■ Source records:
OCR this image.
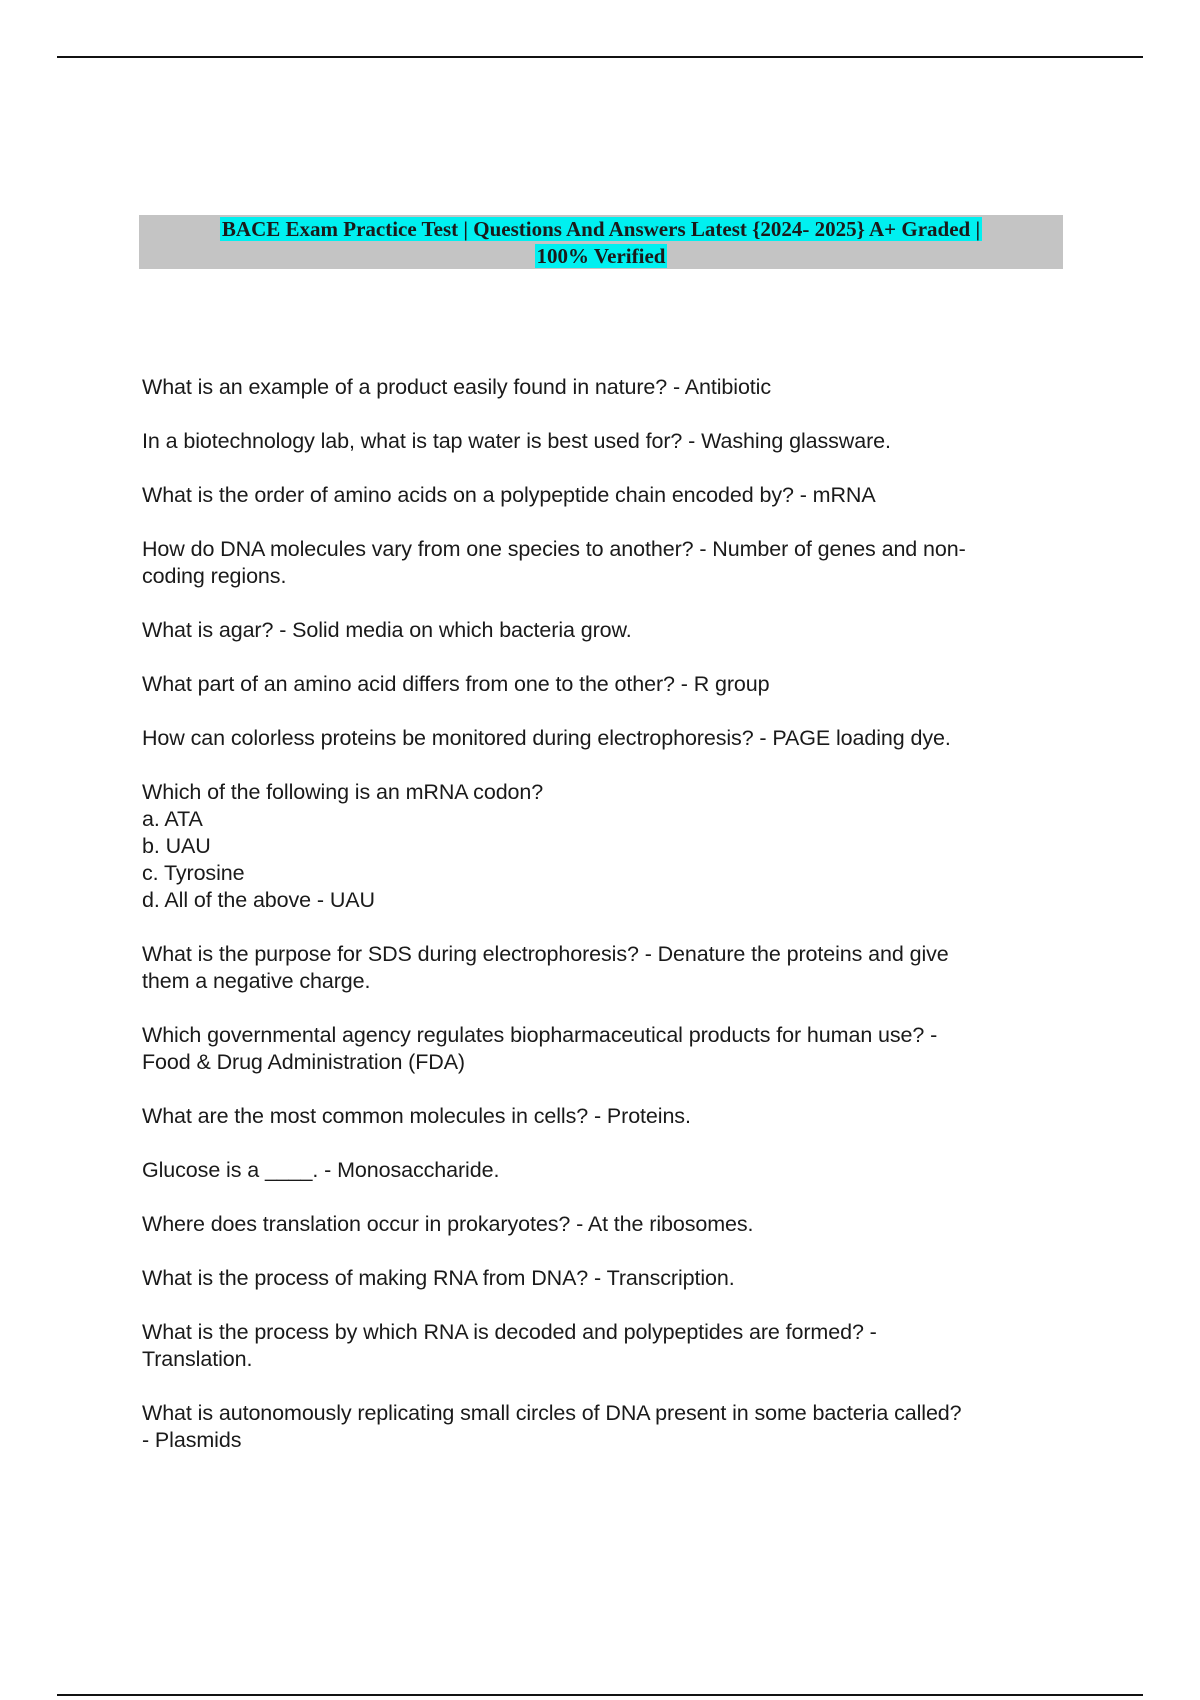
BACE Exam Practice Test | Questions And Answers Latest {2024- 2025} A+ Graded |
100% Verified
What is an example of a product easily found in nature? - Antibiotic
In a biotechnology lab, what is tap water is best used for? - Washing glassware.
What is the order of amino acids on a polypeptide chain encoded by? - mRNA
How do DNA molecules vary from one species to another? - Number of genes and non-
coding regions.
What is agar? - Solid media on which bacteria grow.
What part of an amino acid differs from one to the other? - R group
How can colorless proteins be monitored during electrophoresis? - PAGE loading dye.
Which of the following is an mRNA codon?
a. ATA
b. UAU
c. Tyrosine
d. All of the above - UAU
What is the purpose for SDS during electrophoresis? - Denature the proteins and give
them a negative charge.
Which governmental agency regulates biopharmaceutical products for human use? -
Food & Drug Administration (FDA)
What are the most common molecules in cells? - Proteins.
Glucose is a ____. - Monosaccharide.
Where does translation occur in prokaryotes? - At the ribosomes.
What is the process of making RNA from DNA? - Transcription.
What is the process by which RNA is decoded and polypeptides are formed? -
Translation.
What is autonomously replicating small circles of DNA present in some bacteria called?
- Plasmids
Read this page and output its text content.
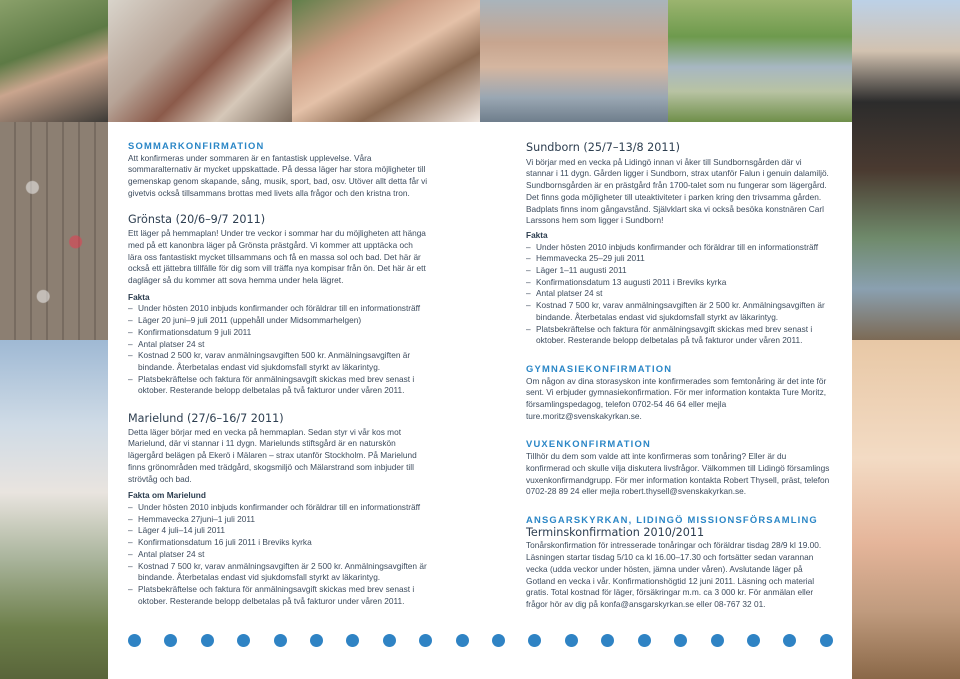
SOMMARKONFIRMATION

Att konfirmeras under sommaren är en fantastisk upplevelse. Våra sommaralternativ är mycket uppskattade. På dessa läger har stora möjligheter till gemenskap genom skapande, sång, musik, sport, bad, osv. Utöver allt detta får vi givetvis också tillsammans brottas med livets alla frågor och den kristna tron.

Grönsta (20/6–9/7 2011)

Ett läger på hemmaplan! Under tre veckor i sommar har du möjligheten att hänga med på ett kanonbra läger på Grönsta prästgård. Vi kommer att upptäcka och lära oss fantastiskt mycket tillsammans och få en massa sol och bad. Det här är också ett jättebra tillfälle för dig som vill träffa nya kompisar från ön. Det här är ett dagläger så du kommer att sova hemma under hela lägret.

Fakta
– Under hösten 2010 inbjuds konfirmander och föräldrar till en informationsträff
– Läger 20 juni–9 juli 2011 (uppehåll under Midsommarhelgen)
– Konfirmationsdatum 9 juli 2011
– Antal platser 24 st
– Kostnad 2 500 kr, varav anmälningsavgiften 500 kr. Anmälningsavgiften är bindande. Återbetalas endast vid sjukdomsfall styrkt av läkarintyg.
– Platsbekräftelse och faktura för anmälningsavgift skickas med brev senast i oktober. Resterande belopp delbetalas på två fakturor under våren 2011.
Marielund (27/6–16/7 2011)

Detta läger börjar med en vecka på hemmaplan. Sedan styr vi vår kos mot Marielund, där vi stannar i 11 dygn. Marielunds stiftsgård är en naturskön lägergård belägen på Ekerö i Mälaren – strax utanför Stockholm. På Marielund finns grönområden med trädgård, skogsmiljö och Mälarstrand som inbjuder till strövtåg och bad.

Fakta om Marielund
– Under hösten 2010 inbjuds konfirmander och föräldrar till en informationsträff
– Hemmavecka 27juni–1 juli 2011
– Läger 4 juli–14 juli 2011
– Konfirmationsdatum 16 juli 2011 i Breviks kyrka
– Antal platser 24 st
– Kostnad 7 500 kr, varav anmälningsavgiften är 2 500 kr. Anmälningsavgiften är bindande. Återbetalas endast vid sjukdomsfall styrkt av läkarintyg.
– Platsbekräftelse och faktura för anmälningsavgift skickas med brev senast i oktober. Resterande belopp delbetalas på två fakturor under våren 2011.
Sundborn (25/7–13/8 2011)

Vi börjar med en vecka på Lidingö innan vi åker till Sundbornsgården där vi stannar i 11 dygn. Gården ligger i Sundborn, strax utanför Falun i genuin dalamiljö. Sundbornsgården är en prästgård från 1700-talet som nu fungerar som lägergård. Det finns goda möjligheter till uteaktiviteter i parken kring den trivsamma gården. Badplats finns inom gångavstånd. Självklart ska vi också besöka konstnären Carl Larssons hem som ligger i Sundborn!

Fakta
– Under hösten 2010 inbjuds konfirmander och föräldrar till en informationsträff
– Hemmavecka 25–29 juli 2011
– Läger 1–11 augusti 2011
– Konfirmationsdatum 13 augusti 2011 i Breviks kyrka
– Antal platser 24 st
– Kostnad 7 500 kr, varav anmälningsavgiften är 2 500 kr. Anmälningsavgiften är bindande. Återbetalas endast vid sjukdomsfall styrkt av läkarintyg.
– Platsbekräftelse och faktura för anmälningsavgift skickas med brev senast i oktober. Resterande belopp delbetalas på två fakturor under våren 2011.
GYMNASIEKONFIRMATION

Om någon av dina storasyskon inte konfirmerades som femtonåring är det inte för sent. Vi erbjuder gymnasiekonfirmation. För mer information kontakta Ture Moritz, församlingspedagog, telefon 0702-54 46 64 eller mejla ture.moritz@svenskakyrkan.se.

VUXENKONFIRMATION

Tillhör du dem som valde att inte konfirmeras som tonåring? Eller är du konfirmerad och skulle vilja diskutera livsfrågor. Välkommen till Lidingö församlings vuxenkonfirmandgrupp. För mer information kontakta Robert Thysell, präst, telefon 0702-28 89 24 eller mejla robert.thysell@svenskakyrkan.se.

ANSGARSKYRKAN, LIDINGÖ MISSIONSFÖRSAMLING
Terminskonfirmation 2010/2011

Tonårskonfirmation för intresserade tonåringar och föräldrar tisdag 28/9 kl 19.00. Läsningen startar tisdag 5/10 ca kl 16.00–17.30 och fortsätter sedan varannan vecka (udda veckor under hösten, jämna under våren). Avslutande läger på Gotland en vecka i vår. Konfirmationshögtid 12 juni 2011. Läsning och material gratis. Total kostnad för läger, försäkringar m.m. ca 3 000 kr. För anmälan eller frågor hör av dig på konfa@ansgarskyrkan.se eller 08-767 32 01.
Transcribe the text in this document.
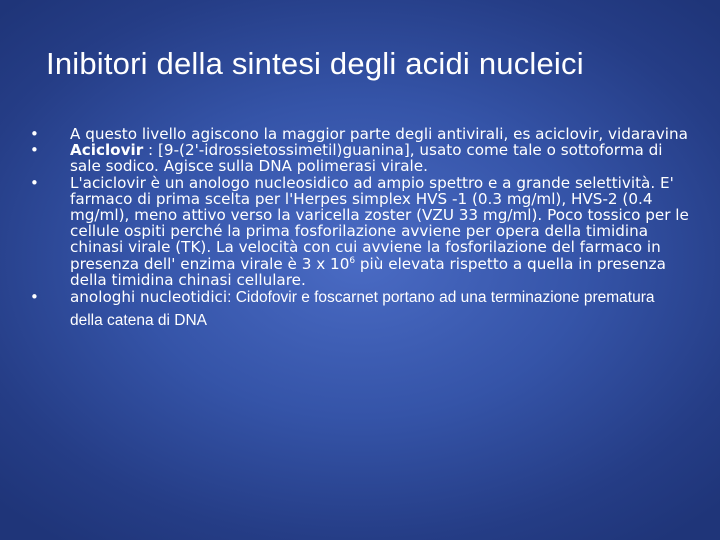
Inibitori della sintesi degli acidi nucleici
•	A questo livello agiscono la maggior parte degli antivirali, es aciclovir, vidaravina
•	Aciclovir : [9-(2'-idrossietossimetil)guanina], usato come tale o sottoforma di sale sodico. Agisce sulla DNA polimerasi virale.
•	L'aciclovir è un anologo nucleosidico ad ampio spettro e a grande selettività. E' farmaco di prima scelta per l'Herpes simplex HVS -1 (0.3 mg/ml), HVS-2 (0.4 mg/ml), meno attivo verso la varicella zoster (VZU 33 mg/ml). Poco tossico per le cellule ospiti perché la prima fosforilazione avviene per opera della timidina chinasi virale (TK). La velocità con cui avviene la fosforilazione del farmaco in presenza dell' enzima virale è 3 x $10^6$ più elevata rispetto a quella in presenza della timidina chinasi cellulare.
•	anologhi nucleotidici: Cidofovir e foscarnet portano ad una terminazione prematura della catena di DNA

■ What the exercise asks:
Search the records line by line for the word "degli" and copy every line where it appears.

■ Result:
Inibitori della sintesi degli acidi nucleici
•	A questo livello agiscono la maggior parte degli antivirali, es aciclovir, vidaravina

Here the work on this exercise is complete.